EXERCISE PROMPT: Make an exact copy of all the material below, apart from the pictures.

Data records

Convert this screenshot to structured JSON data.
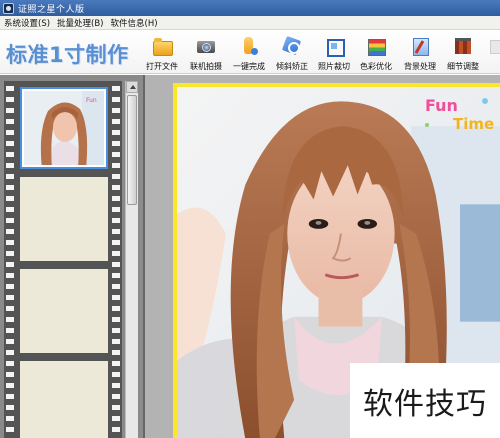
{
  "window": {
    "title": "证照之星个人版"
  },
  "menu": [
    {
      "label": "系统设置(S)"
    },
    {
      "label": "批量处理(B)"
    },
    {
      "label": "软件信息(H)"
    }
  ],
  "toolbar": {
    "brand": "标准1寸制作",
    "tools": [
      {
        "label": "打开文件",
        "icon": "folder-icon"
      },
      {
        "label": "联机拍摄",
        "icon": "camera-icon"
      },
      {
        "label": "一键完成",
        "icon": "hand-icon"
      },
      {
        "label": "倾斜矫正",
        "icon": "tilt-correct-icon"
      },
      {
        "label": "照片裁切",
        "icon": "crop-icon"
      },
      {
        "label": "色彩优化",
        "icon": "color-bars-icon"
      },
      {
        "label": "背景处理",
        "icon": "background-brush-icon"
      },
      {
        "label": "细节调整",
        "icon": "detail-adjust-icon"
      },
      {
        "label": "",
        "icon": "more-icon"
      }
    ]
  },
  "sticker": {
    "line1": "Fun",
    "line2": "Time"
  },
  "watermark": {
    "text": "软件技巧"
  },
  "colors": {
    "title_bar": "#3b6db0",
    "brand": "#5a8fd2",
    "frame_border": "#fbe62b",
    "selected_thumb": "#4a8fe0"
  }
}
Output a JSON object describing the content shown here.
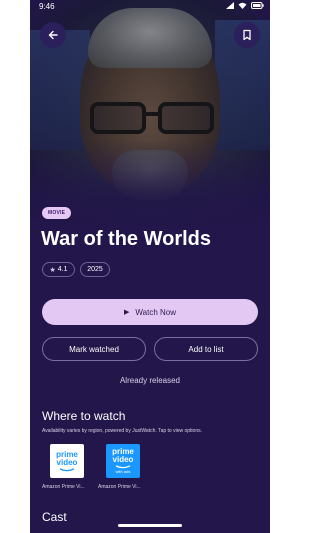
{
  "status_bar": {
    "time": "9:46"
  },
  "header": {
    "back_icon": "arrow-left-icon",
    "bookmark_icon": "bookmark-icon"
  },
  "movie": {
    "badge": "MOVIE",
    "title": "War of the Worlds",
    "rating": "4.1",
    "year": "2025"
  },
  "actions": {
    "watch_now": "Watch Now",
    "mark_watched": "Mark watched",
    "add_to_list": "Add to list",
    "release_status": "Already released"
  },
  "where_to_watch": {
    "title": "Where to watch",
    "subtitle": "Availability varies by region, powered by JustWatch. Tap to view options.",
    "providers": [
      {
        "label": "Amazon Prime Vi...",
        "logo_line1": "prime",
        "logo_line2": "video",
        "logo_line3": ""
      },
      {
        "label": "Amazon Prime Vi...",
        "logo_line1": "prime",
        "logo_line2": "video",
        "logo_line3": "with ads"
      }
    ]
  },
  "cast": {
    "title": "Cast"
  },
  "colors": {
    "background": "#22164a",
    "accent": "#e4c8f4",
    "prime_blue": "#1a98ff"
  }
}
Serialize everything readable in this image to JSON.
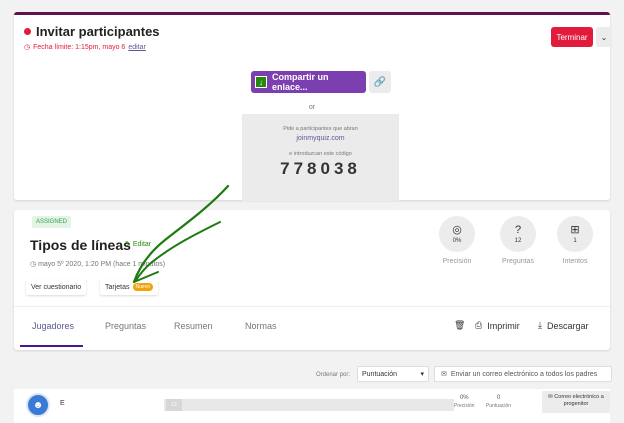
{
  "invite": {
    "title": "Invitar participantes",
    "deadline_text": "Fecha límite: 1:15pm, mayo 6",
    "deadline_edit": "editar",
    "end_button": "Terminar",
    "share_button": "Compartir un enlace...",
    "or_text": "or",
    "join_instructions": "Pide a participantes que abran",
    "join_url": "joinmyquiz.com",
    "code_instructions": "e introduzcan este código",
    "game_code": "778038"
  },
  "report": {
    "badge": "ASSIGNED",
    "title": "Tipos de líneas",
    "edit_label": "Editar",
    "date": "mayo 5º 2020, 1:20 PM (hace 1 minutos)",
    "view_quiz_button": "Ver cuestionario",
    "flashcards_button": "Tarjetas",
    "new_tag": "Nuevo",
    "stats": [
      {
        "icon": "target-icon",
        "value": "0%",
        "label": "Precisión"
      },
      {
        "icon": "question-icon",
        "value": "12",
        "label": "Preguntas"
      },
      {
        "icon": "attempts-icon",
        "value": "1",
        "label": "Intentos"
      }
    ]
  },
  "tabs": [
    "Jugadores",
    "Preguntas",
    "Resumen",
    "Normas"
  ],
  "active_tab": "Jugadores",
  "toolbar": {
    "print": "Imprimir",
    "download": "Descargar"
  },
  "sort": {
    "label": "Ordenar por:",
    "value": "Puntuación"
  },
  "email_all_parents": "Enviar un correo electrónico a todos los padres",
  "players": [
    {
      "name": "E",
      "progress": "12",
      "accuracy": "0%",
      "accuracy_label": "Precisión",
      "score": "0",
      "score_label": "Puntuación",
      "parent_email_button": "Correo electrónico a progenitor"
    }
  ],
  "colors": {
    "accent": "#46178f",
    "end_red": "#e21b3c",
    "share_purple": "#7b3fb0",
    "edit_green": "#26890c",
    "annotation_green": "#1f7a12"
  }
}
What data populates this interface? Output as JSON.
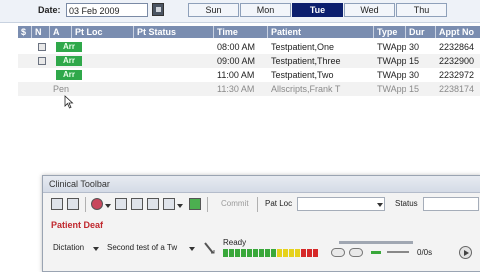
{
  "date_bar": {
    "label": "Date:",
    "value": "03 Feb 2009",
    "days": [
      {
        "label": "Sun",
        "active": false
      },
      {
        "label": "Mon",
        "active": false
      },
      {
        "label": "Tue",
        "active": true
      },
      {
        "label": "Wed",
        "active": false
      },
      {
        "label": "Thu",
        "active": false
      }
    ]
  },
  "grid": {
    "headers": [
      "$",
      "N",
      "A",
      "Pt Loc",
      "Pt Status",
      "Time",
      "Patient",
      "Type",
      "Dur",
      "Appt No"
    ],
    "rows": [
      {
        "arrival": "Arr",
        "time": "08:00 AM",
        "patient": "Testpatient,One",
        "type": "TWApp",
        "dur": "30",
        "appt": "2232864"
      },
      {
        "arrival": "Arr",
        "time": "09:00 AM",
        "patient": "Testpatient,Three",
        "type": "TWApp",
        "dur": "15",
        "appt": "2232900"
      },
      {
        "arrival": "Arr",
        "time": "11:00 AM",
        "patient": "Testpatient,Two",
        "type": "TWApp",
        "dur": "30",
        "appt": "2232972"
      },
      {
        "arrival": "Pen",
        "time": "11:30 AM",
        "patient": "Allscripts,Frank T",
        "type": "TWApp",
        "dur": "15",
        "appt": "2238174"
      }
    ]
  },
  "clinical_toolbar": {
    "title": "Clinical Toolbar",
    "commit_label": "Commit",
    "pat_loc_label": "Pat Loc",
    "status_label": "Status",
    "alert": "Patient Deaf",
    "dictation_label": "Dictation",
    "dictation_item": "Second test of a Tw",
    "ready_label": "Ready",
    "time_readout": "0/0s",
    "colors": {
      "meter_green": "#39a83a",
      "meter_yellow": "#e6d21b",
      "meter_red": "#d62828"
    }
  }
}
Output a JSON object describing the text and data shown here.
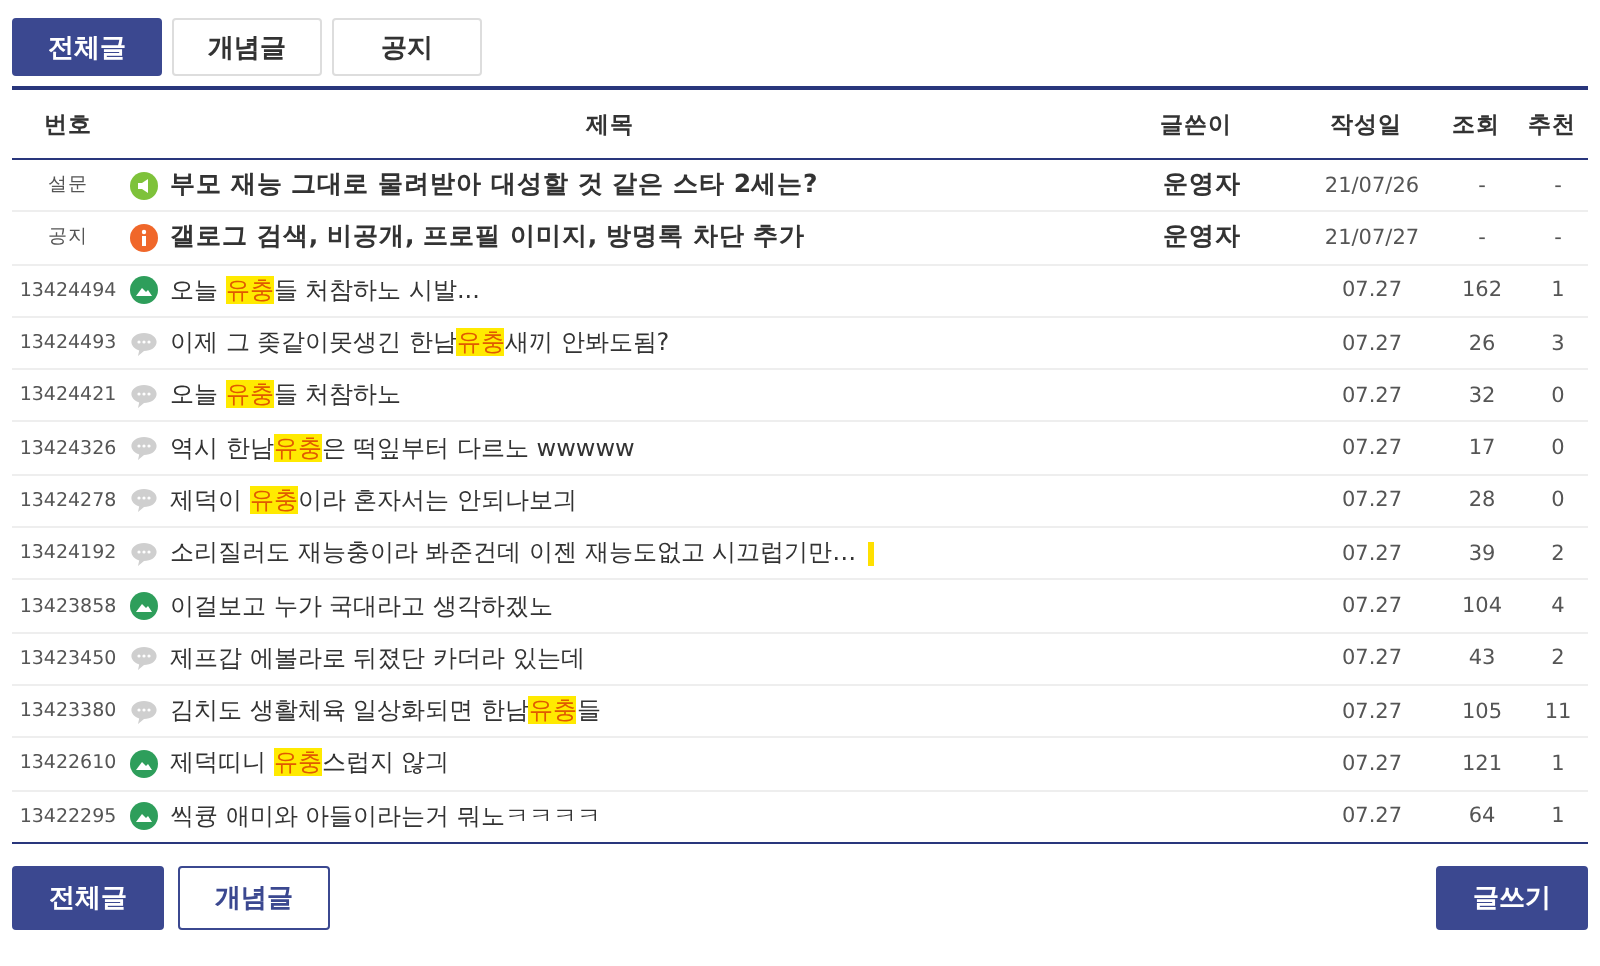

TASK OUTPUT:
Convert this screenshot to structured JSON data.
{
  "window": {
    "title": "证照之星个人版"
  },
  "menu": [
    {
      "label": "系统设置(S)"
    },
    {
      "label": "批量处理(B)"
    },
    {
      "label": "软件信息(H)"
    }
  ],
  "toolbar": {
    "brand": "标准1寸制作",
    "tools": [
      {
        "label": "打开文件",
        "icon": "folder-icon"
      },
      {
        "label": "联机拍摄",
        "icon": "camera-icon"
      },
      {
        "label": "一键完成",
        "icon": "hand-icon"
      },
      {
        "label": "倾斜矫正",
        "icon": "tilt-correct-icon"
      },
      {
        "label": "照片裁切",
        "icon": "crop-icon"
      },
      {
        "label": "色彩优化",
        "icon": "color-bars-icon"
      },
      {
        "label": "背景处理",
        "icon": "background-brush-icon"
      },
      {
        "label": "细节调整",
        "icon": "detail-adjust-icon"
      },
      {
        "label": "",
        "icon": "more-icon"
      }
    ]
  },
  "sticker": {
    "line1": "Fun",
    "line2": "Time"
  },
  "watermark": {
    "text": "软件技巧"
  },
  "colors": {
    "title_bar": "#3b6db0",
    "brand": "#5a8fd2",
    "frame_border": "#fbe62b",
    "selected_thumb": "#4a8fe0"
  }
}
Output a JSON object describing the content shown here.
{
  "status_bar": {
    "time": "9:46"
  },
  "header": {
    "back_icon": "arrow-left-icon",
    "bookmark_icon": "bookmark-icon"
  },
  "movie": {
    "badge": "MOVIE",
    "title": "War of the Worlds",
    "rating": "4.1",
    "year": "2025"
  },
  "actions": {
    "watch_now": "Watch Now",
    "mark_watched": "Mark watched",
    "add_to_list": "Add to list",
    "release_status": "Already released"
  },
  "where_to_watch": {
    "title": "Where to watch",
    "subtitle": "Availability varies by region, powered by JustWatch. Tap to view options.",
    "providers": [
      {
        "label": "Amazon Prime Vi...",
        "logo_line1": "prime",
        "logo_line2": "video",
        "logo_line3": ""
      },
      {
        "label": "Amazon Prime Vi...",
        "logo_line1": "prime",
        "logo_line2": "video",
        "logo_line3": "with ads"
      }
    ]
  },
  "cast": {
    "title": "Cast"
  },
  "colors": {
    "background": "#22164a",
    "accent": "#e4c8f4",
    "prime_blue": "#1a98ff"
  }
}
Serialize everything readable in this image to JSON.
{
  "invite": {
    "title": "Invitar participantes",
    "deadline_text": "Fecha límite: 1:15pm, mayo 6",
    "deadline_edit": "editar",
    "end_button": "Terminar",
    "share_button": "Compartir un enlace...",
    "or_text": "or",
    "join_instructions": "Pide a participantes que abran",
    "join_url": "joinmyquiz.com",
    "code_instructions": "e introduzcan este código",
    "game_code": "778038"
  },
  "report": {
    "badge": "ASSIGNED",
    "title": "Tipos de líneas",
    "edit_label": "Editar",
    "date": "mayo 5º 2020, 1:20 PM (hace 1 minutos)",
    "view_quiz_button": "Ver cuestionario",
    "flashcards_button": "Tarjetas",
    "new_tag": "Nuevo",
    "stats": [
      {
        "icon": "target-icon",
        "value": "0%",
        "label": "Precisión"
      },
      {
        "icon": "question-icon",
        "value": "12",
        "label": "Preguntas"
      },
      {
        "icon": "attempts-icon",
        "value": "1",
        "label": "Intentos"
      }
    ]
  },
  "tabs": [
    "Jugadores",
    "Preguntas",
    "Resumen",
    "Normas"
  ],
  "active_tab": "Jugadores",
  "toolbar": {
    "print": "Imprimir",
    "download": "Descargar"
  },
  "sort": {
    "label": "Ordenar por:",
    "value": "Puntuación"
  },
  "email_all_parents": "Enviar un correo electrónico a todos los padres",
  "players": [
    {
      "name": "E",
      "progress": "12",
      "accuracy": "0%",
      "accuracy_label": "Precisión",
      "score": "0",
      "score_label": "Puntuación",
      "parent_email_button": "Correo electrónico a progenitor"
    }
  ],
  "colors": {
    "accent": "#46178f",
    "end_red": "#e21b3c",
    "share_purple": "#7b3fb0",
    "edit_green": "#26890c",
    "annotation_green": "#1f7a12"
  }
}
What data populates this interface? Output as JSON.
{
  "date_bar": {
    "label": "Date:",
    "value": "03 Feb 2009",
    "days": [
      {
        "label": "Sun",
        "active": false
      },
      {
        "label": "Mon",
        "active": false
      },
      {
        "label": "Tue",
        "active": true
      },
      {
        "label": "Wed",
        "active": false
      },
      {
        "label": "Thu",
        "active": false
      }
    ]
  },
  "grid": {
    "headers": [
      "$",
      "N",
      "A",
      "Pt Loc",
      "Pt Status",
      "Time",
      "Patient",
      "Type",
      "Dur",
      "Appt No"
    ],
    "rows": [
      {
        "arrival": "Arr",
        "time": "08:00 AM",
        "patient": "Testpatient,One",
        "type": "TWApp",
        "dur": "30",
        "appt": "2232864"
      },
      {
        "arrival": "Arr",
        "time": "09:00 AM",
        "patient": "Testpatient,Three",
        "type": "TWApp",
        "dur": "15",
        "appt": "2232900"
      },
      {
        "arrival": "Arr",
        "time": "11:00 AM",
        "patient": "Testpatient,Two",
        "type": "TWApp",
        "dur": "30",
        "appt": "2232972"
      },
      {
        "arrival": "Pen",
        "time": "11:30 AM",
        "patient": "Allscripts,Frank T",
        "type": "TWApp",
        "dur": "15",
        "appt": "2238174"
      }
    ]
  },
  "clinical_toolbar": {
    "title": "Clinical Toolbar",
    "commit_label": "Commit",
    "pat_loc_label": "Pat Loc",
    "status_label": "Status",
    "alert": "Patient Deaf",
    "dictation_label": "Dictation",
    "dictation_item": "Second test of a Tw",
    "ready_label": "Ready",
    "time_readout": "0/0s",
    "colors": {
      "meter_green": "#39a83a",
      "meter_yellow": "#e6d21b",
      "meter_red": "#d62828"
    }
  }
}
Output a JSON object describing the text and data shown here.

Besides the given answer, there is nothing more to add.